*Items listed in a dataset:*
.....
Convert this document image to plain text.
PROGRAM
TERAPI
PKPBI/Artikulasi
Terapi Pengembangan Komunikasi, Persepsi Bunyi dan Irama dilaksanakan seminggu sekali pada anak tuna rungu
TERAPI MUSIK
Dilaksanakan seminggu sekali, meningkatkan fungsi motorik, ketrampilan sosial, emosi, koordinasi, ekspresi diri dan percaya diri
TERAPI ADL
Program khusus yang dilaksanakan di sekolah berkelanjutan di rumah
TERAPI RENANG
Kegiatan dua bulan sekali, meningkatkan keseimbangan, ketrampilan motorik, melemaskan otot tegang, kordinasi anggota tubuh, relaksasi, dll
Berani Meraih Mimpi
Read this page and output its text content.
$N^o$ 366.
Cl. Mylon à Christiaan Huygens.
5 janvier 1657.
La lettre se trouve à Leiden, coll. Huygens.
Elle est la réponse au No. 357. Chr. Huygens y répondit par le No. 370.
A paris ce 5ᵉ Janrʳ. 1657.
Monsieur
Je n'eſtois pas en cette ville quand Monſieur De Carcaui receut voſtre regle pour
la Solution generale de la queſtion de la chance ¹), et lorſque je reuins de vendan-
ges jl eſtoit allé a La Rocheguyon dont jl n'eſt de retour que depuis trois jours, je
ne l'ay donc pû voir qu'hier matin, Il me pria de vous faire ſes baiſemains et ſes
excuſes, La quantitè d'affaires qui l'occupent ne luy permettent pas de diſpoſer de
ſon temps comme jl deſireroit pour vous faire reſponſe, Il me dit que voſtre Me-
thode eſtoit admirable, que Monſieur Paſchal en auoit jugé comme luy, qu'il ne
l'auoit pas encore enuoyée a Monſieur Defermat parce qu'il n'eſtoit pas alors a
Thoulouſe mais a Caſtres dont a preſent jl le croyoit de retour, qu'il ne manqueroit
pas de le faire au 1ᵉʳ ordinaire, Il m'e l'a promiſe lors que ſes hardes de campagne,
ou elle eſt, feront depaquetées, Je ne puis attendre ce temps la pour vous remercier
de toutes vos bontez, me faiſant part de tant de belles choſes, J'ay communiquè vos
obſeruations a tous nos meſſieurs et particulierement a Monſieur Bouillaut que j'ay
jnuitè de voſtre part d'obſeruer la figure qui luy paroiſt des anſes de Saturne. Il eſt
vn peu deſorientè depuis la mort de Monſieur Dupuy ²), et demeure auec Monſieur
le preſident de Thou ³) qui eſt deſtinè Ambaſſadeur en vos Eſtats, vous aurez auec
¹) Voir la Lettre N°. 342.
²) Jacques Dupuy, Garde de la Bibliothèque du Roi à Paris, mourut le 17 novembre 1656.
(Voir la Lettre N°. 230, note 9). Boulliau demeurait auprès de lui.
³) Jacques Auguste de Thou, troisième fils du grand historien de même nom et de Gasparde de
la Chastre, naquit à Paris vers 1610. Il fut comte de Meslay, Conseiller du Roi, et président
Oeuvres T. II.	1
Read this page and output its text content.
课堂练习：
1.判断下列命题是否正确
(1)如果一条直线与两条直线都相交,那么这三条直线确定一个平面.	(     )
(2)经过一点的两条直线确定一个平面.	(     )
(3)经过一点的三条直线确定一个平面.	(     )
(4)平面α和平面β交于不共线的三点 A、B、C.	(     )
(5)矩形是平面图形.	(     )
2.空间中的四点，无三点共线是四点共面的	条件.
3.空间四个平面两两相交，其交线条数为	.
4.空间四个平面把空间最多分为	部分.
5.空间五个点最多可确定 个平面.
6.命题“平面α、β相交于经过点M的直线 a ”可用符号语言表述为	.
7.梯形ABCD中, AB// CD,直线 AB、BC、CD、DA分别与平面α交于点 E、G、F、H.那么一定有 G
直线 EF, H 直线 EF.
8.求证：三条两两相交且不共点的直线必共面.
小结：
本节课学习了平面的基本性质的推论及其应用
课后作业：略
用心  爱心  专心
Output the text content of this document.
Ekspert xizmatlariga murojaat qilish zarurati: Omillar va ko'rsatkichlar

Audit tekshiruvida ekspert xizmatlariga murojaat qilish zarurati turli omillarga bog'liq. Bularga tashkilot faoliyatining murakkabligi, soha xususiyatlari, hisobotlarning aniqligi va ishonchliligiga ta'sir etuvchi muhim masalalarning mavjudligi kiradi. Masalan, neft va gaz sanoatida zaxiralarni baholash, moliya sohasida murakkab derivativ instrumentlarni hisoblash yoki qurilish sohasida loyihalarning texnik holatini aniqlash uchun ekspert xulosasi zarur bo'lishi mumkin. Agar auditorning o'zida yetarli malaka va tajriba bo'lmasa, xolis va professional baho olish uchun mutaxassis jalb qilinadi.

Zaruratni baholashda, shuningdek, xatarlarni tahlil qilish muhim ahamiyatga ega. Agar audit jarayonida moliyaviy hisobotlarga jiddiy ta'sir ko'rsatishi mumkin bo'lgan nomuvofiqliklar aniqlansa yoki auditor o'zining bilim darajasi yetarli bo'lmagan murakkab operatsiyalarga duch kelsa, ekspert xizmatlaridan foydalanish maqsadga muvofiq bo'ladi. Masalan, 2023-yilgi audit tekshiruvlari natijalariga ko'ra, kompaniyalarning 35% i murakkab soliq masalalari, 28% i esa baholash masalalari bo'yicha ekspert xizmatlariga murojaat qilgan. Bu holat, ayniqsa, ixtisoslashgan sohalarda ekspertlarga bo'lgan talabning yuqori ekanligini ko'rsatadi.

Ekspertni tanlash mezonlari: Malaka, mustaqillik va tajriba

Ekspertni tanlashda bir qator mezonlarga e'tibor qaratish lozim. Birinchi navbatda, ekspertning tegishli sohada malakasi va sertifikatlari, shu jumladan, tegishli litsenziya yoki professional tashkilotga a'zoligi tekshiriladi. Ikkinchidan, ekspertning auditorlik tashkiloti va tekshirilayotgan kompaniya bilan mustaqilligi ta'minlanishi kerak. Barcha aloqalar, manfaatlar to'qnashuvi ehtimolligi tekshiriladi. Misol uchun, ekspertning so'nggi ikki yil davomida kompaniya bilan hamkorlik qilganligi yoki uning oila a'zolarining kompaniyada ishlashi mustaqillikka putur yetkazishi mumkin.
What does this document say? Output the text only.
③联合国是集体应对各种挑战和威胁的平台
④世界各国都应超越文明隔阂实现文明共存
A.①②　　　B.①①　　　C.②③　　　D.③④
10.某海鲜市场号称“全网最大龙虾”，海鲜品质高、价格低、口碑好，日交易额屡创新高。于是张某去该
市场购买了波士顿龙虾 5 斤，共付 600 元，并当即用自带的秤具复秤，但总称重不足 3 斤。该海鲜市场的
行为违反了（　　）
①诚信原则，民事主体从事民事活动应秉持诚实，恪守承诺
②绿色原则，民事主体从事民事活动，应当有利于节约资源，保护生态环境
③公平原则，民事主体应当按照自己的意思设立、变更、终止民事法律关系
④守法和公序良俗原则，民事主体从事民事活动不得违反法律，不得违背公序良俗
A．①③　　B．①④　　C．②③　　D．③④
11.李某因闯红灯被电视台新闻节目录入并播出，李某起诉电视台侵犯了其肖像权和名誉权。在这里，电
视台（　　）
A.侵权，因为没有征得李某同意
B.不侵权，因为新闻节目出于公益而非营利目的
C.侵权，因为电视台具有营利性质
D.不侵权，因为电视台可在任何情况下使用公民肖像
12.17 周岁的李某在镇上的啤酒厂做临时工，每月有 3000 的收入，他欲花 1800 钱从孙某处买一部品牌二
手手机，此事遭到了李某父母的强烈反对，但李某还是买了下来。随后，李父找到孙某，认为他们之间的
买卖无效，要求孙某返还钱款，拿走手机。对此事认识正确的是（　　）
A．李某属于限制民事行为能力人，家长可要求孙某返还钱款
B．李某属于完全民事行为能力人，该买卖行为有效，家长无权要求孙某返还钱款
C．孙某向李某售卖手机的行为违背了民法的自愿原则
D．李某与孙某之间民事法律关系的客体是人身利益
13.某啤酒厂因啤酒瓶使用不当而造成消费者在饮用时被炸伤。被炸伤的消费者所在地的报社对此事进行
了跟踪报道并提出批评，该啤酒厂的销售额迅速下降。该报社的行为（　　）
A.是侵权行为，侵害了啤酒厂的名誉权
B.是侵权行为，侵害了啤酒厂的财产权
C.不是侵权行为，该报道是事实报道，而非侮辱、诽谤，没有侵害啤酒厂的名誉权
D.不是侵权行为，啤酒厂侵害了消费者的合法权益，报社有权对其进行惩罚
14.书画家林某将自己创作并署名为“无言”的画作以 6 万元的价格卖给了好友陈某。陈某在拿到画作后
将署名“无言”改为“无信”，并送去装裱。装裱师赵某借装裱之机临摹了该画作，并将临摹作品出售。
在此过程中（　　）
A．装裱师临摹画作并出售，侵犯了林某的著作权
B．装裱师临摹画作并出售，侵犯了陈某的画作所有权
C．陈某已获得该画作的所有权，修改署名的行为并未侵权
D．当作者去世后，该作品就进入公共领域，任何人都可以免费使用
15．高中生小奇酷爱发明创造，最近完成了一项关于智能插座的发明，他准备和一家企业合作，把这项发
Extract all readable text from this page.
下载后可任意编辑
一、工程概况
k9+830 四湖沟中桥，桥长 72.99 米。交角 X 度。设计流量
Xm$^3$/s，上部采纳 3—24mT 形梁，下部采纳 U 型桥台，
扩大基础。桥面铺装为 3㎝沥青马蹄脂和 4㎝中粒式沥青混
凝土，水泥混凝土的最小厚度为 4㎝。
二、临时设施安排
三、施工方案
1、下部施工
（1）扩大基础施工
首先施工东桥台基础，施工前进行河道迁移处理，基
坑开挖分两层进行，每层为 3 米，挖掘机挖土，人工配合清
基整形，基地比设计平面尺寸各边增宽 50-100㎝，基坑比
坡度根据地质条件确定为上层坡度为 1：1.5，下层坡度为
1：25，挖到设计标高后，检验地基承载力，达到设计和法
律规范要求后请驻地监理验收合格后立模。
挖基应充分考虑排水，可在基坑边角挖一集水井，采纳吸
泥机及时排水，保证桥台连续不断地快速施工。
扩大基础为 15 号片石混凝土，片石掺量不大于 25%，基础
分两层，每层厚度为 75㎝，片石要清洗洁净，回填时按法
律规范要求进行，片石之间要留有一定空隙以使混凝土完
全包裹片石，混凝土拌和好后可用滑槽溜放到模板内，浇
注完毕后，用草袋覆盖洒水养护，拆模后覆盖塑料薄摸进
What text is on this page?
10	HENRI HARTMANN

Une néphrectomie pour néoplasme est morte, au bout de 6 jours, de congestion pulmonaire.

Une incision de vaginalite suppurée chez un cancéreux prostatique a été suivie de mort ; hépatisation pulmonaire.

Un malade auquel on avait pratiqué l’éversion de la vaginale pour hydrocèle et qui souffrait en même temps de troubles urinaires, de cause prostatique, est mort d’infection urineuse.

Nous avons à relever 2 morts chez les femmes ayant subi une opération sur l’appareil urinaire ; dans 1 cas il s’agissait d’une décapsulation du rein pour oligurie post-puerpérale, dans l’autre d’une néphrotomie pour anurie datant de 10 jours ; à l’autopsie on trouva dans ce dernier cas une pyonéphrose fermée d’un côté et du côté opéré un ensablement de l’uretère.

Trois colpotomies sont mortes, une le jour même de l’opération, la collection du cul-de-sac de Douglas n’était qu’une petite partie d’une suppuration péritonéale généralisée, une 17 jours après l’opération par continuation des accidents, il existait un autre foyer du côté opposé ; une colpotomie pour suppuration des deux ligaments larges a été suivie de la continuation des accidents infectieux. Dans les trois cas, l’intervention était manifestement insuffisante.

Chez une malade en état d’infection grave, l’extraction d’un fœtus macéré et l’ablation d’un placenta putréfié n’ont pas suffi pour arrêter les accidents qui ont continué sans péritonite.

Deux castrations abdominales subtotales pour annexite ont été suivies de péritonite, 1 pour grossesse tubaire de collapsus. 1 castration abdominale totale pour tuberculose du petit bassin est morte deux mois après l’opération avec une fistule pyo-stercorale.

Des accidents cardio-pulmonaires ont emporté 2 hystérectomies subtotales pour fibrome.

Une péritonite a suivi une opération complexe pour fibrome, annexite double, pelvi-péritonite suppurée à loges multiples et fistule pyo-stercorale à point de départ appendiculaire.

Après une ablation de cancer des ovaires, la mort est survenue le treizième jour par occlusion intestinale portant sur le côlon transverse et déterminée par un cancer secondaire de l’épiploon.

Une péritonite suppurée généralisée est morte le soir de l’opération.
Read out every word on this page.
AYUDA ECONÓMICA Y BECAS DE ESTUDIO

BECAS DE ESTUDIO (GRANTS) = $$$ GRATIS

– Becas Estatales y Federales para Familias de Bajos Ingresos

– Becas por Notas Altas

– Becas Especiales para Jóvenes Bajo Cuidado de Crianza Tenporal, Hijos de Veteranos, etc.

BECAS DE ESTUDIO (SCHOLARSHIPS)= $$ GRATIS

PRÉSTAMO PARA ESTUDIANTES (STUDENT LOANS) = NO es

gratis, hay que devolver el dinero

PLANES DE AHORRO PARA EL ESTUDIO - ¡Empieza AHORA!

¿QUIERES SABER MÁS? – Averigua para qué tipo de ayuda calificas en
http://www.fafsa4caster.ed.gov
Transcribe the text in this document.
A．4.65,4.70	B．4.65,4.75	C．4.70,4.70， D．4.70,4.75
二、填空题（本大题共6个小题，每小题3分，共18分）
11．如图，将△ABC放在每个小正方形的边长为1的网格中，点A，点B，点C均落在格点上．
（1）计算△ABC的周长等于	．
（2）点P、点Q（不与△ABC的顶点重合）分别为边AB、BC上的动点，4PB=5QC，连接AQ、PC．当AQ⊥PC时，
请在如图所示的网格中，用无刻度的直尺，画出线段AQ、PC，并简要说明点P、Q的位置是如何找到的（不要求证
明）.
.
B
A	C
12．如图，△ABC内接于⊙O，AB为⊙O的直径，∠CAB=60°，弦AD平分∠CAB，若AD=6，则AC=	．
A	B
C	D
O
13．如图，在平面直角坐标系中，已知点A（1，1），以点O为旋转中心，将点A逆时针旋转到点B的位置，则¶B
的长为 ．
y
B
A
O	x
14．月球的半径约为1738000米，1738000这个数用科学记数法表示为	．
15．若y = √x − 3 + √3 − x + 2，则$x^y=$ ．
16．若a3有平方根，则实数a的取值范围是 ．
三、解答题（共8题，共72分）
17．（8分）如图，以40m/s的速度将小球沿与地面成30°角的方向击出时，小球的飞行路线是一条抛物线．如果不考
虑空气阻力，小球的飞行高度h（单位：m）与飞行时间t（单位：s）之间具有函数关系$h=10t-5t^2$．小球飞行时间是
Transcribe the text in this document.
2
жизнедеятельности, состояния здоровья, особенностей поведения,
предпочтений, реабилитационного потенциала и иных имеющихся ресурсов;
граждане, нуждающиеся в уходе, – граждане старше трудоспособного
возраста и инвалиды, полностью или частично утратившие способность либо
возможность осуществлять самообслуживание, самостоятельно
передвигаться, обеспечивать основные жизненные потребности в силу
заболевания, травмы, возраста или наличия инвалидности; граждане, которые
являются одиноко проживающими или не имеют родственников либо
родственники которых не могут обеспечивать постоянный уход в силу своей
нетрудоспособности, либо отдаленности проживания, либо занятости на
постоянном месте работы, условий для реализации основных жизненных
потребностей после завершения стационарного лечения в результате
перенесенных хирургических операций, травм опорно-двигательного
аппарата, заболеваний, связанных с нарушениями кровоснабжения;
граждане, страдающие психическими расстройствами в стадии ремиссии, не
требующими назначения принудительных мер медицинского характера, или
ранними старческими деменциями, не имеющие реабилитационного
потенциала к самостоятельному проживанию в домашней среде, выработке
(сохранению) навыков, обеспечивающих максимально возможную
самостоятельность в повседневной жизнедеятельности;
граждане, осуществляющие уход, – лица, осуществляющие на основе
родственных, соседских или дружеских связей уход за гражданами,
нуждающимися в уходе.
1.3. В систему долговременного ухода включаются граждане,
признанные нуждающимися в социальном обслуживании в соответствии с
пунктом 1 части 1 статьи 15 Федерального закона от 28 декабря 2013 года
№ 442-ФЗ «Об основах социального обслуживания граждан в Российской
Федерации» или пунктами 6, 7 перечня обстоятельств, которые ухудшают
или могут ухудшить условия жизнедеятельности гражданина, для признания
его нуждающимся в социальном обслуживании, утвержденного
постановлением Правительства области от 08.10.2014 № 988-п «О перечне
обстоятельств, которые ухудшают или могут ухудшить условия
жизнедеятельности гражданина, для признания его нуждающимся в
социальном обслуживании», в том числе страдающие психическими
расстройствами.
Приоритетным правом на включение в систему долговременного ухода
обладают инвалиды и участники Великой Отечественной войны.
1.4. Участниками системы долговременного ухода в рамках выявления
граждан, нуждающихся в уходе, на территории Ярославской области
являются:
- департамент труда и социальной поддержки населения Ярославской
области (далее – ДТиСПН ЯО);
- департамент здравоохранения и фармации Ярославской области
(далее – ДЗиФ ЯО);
.....
*To do:* Extract every line from the records above that contains the word "seminggu".

*Response:*
Terapi Pengembangan Komunikasi, Persepsi Bunyi dan Irama dilaksanakan seminggu sekali pada anak tuna rungu
Dilaksanakan seminggu sekali, meningkatkan fungsi motorik, ketrampilan sosial, emosi, koordinasi, ekspresi diri dan percaya diri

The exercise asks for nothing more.